* _What you are asked to do_
Type out every line below exactly as it reads.

[Collection entries]
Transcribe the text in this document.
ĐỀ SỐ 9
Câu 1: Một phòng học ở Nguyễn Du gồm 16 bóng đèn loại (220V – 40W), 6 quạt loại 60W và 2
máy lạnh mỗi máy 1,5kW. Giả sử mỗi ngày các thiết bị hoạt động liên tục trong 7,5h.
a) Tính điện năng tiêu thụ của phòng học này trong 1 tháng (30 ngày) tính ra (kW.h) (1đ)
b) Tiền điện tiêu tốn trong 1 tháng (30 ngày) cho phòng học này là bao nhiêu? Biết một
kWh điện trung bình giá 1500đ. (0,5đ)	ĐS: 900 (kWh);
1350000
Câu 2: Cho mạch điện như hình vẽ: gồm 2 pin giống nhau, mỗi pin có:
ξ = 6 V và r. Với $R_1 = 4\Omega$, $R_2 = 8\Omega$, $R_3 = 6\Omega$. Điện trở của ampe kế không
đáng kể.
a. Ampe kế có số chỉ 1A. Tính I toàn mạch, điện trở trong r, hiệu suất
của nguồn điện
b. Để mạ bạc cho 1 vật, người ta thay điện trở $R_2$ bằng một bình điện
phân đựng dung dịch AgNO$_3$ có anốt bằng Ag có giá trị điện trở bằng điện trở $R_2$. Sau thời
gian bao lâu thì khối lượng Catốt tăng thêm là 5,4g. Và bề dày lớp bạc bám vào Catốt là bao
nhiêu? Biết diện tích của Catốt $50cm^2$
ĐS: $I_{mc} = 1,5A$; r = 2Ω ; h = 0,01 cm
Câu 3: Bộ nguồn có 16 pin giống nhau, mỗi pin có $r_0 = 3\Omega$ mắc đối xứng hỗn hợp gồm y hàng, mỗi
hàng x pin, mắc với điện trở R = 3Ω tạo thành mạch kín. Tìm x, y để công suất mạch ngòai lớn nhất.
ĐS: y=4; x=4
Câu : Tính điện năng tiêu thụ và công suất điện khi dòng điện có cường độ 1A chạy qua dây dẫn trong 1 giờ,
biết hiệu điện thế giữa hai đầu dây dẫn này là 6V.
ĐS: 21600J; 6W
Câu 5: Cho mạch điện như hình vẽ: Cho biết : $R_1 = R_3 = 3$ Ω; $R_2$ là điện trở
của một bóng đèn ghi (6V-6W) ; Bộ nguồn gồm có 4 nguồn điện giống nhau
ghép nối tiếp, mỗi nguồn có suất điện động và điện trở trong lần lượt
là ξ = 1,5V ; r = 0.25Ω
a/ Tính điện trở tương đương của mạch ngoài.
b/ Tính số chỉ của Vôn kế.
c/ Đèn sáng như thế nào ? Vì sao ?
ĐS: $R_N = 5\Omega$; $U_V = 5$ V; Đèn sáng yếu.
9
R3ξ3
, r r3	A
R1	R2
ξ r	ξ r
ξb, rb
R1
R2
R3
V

* _Final result_
Transcribe the text in this document.
ĐỀ SỐ 9
Câu 1: Một phòng học ở Nguyễn Du gồm 16 bóng đèn loại (220V – 40W), 6 quạt loại 60W và 2
máy lạnh mỗi máy 1,5kW. Giả sử mỗi ngày các thiết bị hoạt động liên tục trong 7,5h.
a) Tính điện năng tiêu thụ của phòng học này trong 1 tháng (30 ngày) tính ra (kW.h) (1đ)
b) Tiền điện tiêu tốn trong 1 tháng (30 ngày) cho phòng học này là bao nhiêu? Biết một
kWh điện trung bình giá 1500đ. (0,5đ)	ĐS: 900 (kWh);
1350000
Câu 2: Cho mạch điện như hình vẽ: gồm 2 pin giống nhau, mỗi pin có:
ξ = 6 V và r. Với $R_1 = 4\Omega$, $R_2 = 8\Omega$, $R_3 = 6\Omega$. Điện trở của ampe kế không
đáng kể.
a. Ampe kế có số chỉ 1A. Tính I toàn mạch, điện trở trong r, hiệu suất
của nguồn điện
b. Để mạ bạc cho 1 vật, người ta thay điện trở $R_2$ bằng một bình điện
phân đựng dung dịch AgNO$_3$ có anốt bằng Ag có giá trị điện trở bằng điện trở $R_2$. Sau thời
gian bao lâu thì khối lượng Catốt tăng thêm là 5,4g. Và bề dày lớp bạc bám vào Catốt là bao
nhiêu? Biết diện tích của Catốt $50cm^2$
ĐS: $I_{mc} = 1,5A$; r = 2Ω ; h = 0,01 cm
Câu 3: Bộ nguồn có 16 pin giống nhau, mỗi pin có $r_0 = 3\Omega$ mắc đối xứng hỗn hợp gồm y hàng, mỗi
hàng x pin, mắc với điện trở R = 3Ω tạo thành mạch kín. Tìm x, y để công suất mạch ngòai lớn nhất.
ĐS: y=4; x=4
Câu : Tính điện năng tiêu thụ và công suất điện khi dòng điện có cường độ 1A chạy qua dây dẫn trong 1 giờ,
biết hiệu điện thế giữa hai đầu dây dẫn này là 6V.
ĐS: 21600J; 6W
Câu 5: Cho mạch điện như hình vẽ: Cho biết : $R_1 = R_3 = 3$ Ω; $R_2$ là điện trở
của một bóng đèn ghi (6V-6W) ; Bộ nguồn gồm có 4 nguồn điện giống nhau
ghép nối tiếp, mỗi nguồn có suất điện động và điện trở trong lần lượt
là ξ = 1,5V ; r = 0.25Ω
a/ Tính điện trở tương đương của mạch ngoài.
b/ Tính số chỉ của Vôn kế.
c/ Đèn sáng như thế nào ? Vì sao ?
ĐS: $R_N = 5\Omega$; $U_V = 5$ V; Đèn sáng yếu.
9
R3ξ3
, r r3	A
R1	R2
ξ r	ξ r
ξb, rb
R1
R2
R3
V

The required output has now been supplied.